> **WRITTEN INSTRUCTION**:
Reproduce the whole listing, character for character.

> **DATA**:
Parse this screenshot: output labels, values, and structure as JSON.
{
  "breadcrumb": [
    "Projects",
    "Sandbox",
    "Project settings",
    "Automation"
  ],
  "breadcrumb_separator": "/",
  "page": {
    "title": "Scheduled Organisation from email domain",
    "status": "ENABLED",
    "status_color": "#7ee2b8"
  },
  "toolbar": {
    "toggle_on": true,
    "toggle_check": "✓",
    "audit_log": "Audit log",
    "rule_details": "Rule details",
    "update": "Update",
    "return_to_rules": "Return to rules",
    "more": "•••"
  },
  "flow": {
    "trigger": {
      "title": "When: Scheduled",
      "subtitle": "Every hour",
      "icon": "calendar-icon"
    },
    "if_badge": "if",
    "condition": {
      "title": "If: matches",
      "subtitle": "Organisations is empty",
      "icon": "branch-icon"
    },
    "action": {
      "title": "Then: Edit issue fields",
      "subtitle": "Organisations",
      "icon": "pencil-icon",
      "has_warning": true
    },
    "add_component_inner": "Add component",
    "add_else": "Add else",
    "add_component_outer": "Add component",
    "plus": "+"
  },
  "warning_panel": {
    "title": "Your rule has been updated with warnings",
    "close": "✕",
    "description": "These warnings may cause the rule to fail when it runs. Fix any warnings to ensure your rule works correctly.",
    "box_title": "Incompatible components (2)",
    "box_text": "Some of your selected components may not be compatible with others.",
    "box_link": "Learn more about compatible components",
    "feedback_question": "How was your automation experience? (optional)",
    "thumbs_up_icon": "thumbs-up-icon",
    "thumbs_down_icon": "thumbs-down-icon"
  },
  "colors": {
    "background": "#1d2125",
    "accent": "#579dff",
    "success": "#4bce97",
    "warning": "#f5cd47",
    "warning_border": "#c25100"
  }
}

> **REPLY TO THE TASK**:
Parse this screenshot: output labels, values, and structure as JSON.
{
  "breadcrumb": [
    "Projects",
    "Sandbox",
    "Project settings",
    "Automation"
  ],
  "breadcrumb_separator": "/",
  "page": {
    "title": "Scheduled Organisation from email domain",
    "status": "ENABLED",
    "status_color": "#7ee2b8"
  },
  "toolbar": {
    "toggle_on": true,
    "toggle_check": "✓",
    "audit_log": "Audit log",
    "rule_details": "Rule details",
    "update": "Update",
    "return_to_rules": "Return to rules",
    "more": "•••"
  },
  "flow": {
    "trigger": {
      "title": "When: Scheduled",
      "subtitle": "Every hour",
      "icon": "calendar-icon"
    },
    "if_badge": "if",
    "condition": {
      "title": "If: matches",
      "subtitle": "Organisations is empty",
      "icon": "branch-icon"
    },
    "action": {
      "title": "Then: Edit issue fields",
      "subtitle": "Organisations",
      "icon": "pencil-icon",
      "has_warning": true
    },
    "add_component_inner": "Add component",
    "add_else": "Add else",
    "add_component_outer": "Add component",
    "plus": "+"
  },
  "warning_panel": {
    "title": "Your rule has been updated with warnings",
    "close": "✕",
    "description": "These warnings may cause the rule to fail when it runs. Fix any warnings to ensure your rule works correctly.",
    "box_title": "Incompatible components (2)",
    "box_text": "Some of your selected components may not be compatible with others.",
    "box_link": "Learn more about compatible components",
    "feedback_question": "How was your automation experience? (optional)",
    "thumbs_up_icon": "thumbs-up-icon",
    "thumbs_down_icon": "thumbs-down-icon"
  },
  "colors": {
    "background": "#1d2125",
    "accent": "#579dff",
    "success": "#4bce97",
    "warning": "#f5cd47",
    "warning_border": "#c25100"
  }
}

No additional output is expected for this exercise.